**SFIDA**: Nell'articolo sulla separazione delle carriere, elenca tutto ciò in difesa di cui, secondo il testo, si misurerà la capacità dei partiti di combattere.

**ESTRATTO DEL DOCUMENTO**:
Foto: Ansa

terzietà uguale onestà

Viva la separazione delle carriere

Claudio Cerasa

Il referendum sulla giustizia? Un assist contro la cultura del sospetto. Toc toc Pd

Terzietà uguale onestà. La Corte costituzionale, come sapete, ha dato il via libera a cinque dei sei referendum abrogativi sulla giustizia proposti dalla Lega e dal Partito radicale e presentati da otto regioni governate dal centrodestra. Tra i quesiti approvati meritoriamente dalla Corte, ce n’è uno sul quale nei prossimi mesi si andrà a misurare la capacità dei partiti di combattere in difesa dello stato di diritto, in difesa del garantismo e in difesa della separazione dei poteri. E quel quesito coincide con un tema che dovrebbe stare a cuore a chiunque voglia dare piena attuazione a quello che è oggi uno degli articoli della Costituzione meno rispettati della nostra Carta: “Ogni processo si svolge nel contraddittorio tra le parti, in condizioni di parità, davanti a giudice terzo e imparziale”.

Il quesito dinanzi al quale una forza politica come il Partito democratico difficilmente potrà voltarsi dall’altra parte è quello che riguarda la separazione delle carriere tra magistrati e giudici (“ogni magistrato dovrà scegliere all’inizio della carriera la funzione giudicante o requirente, per poi mantenere quel ruolo durante tutta la vita professionale”). Se il giudice deve essere terzo, come hanno giustamente sostenuto alcuni anni fa diversi esponenti del Pd sottoscrivendo un appello promosso da LibertàEguale, la sua carriera non può essere unica rispetto ai magistrati del pubblico ministero, che costituiscono una parte. Per il Pd, dire di sì a uno o più quesiti sulla giustizia può rappresentare un costo politico oggettivo, misurabile nei rapporti con il M5s, ma per il Pd dire di no a un quesito come questo significherebbe mostrare indifferenza rispetto a temi cruciali come l’equilibrio delle istituzioni, la separazione delle carriere e la progressiva trasformazione dell’Italia in una repubblica giudiziaria sempre meno fondata sulla centralità del lavoro e sempre più fondata sulla centralità delle procure. Chi accusa non porta verità. Porta ipotesi. Chi porta ipotesi non può essere confuso con chi giudica. E chi giudica, e non porta ipotesi, ha il diritto di avere riconosciuto un potere veritativo della sua funzione diverso rispetto a quello di chi giudica.

**DATI FORNITI**:
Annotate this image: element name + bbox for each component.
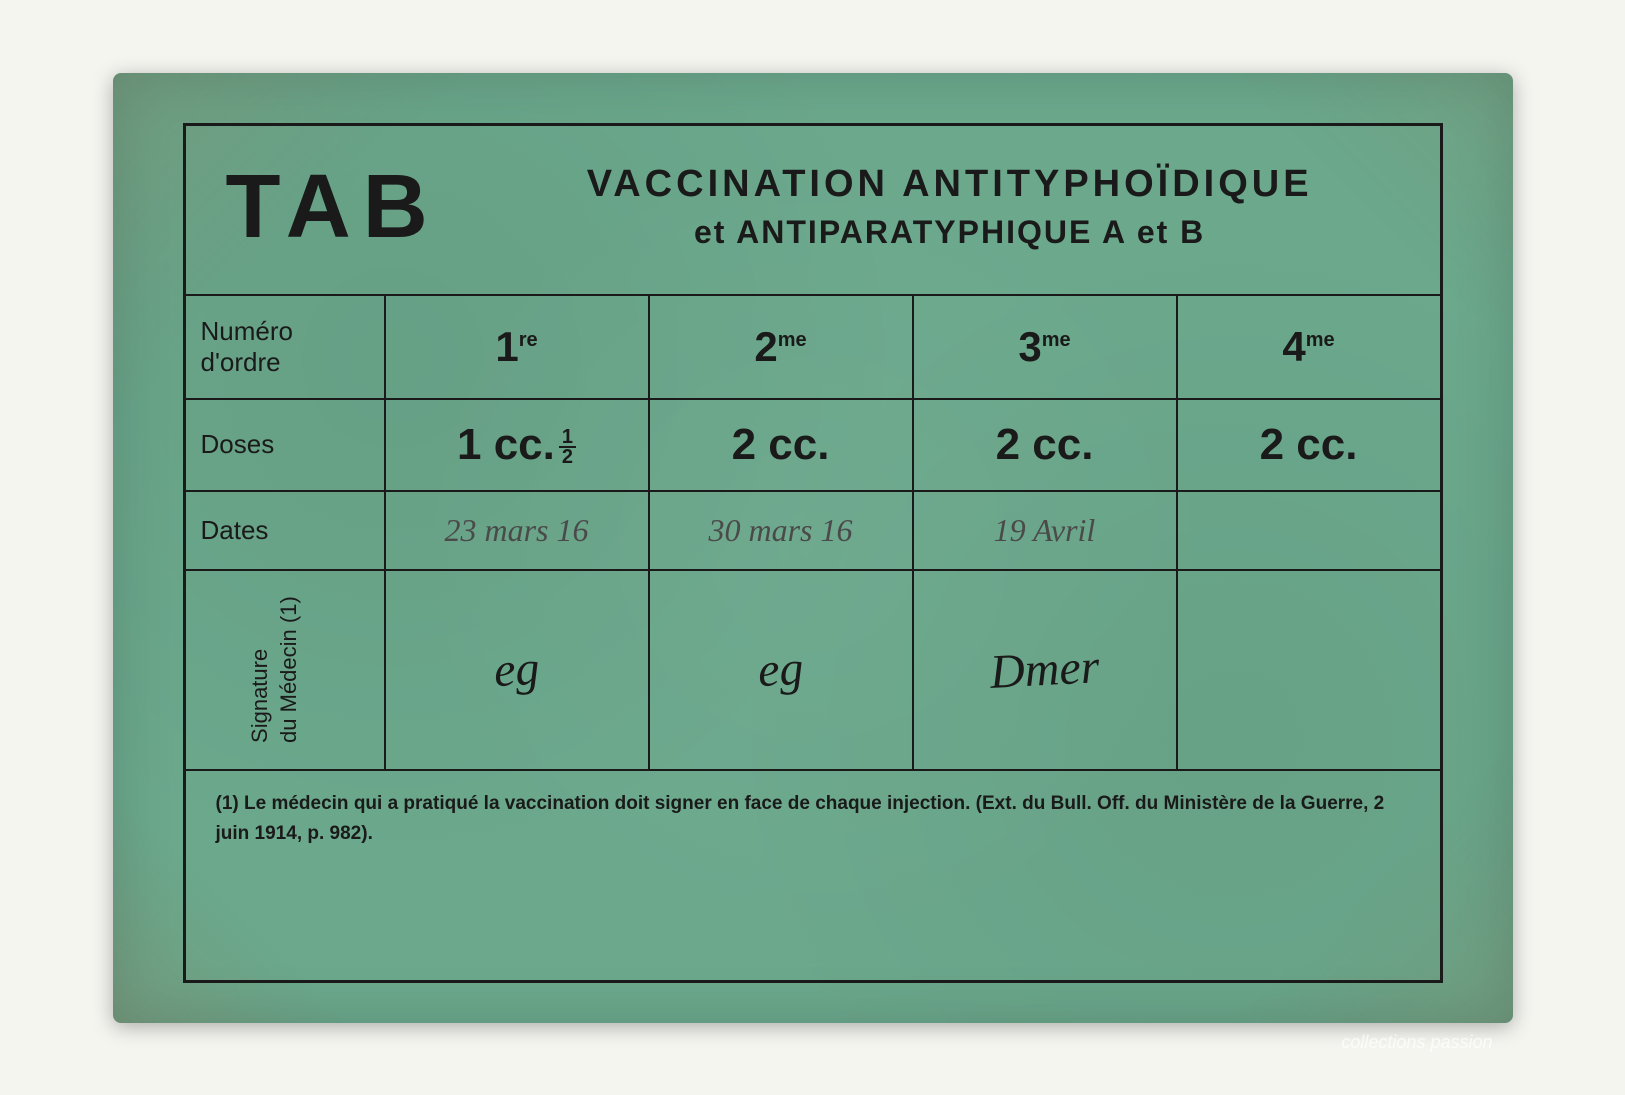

**RISPOSTA**:
- lo stato di diritto
- il garantismo
- la separazione dei poteri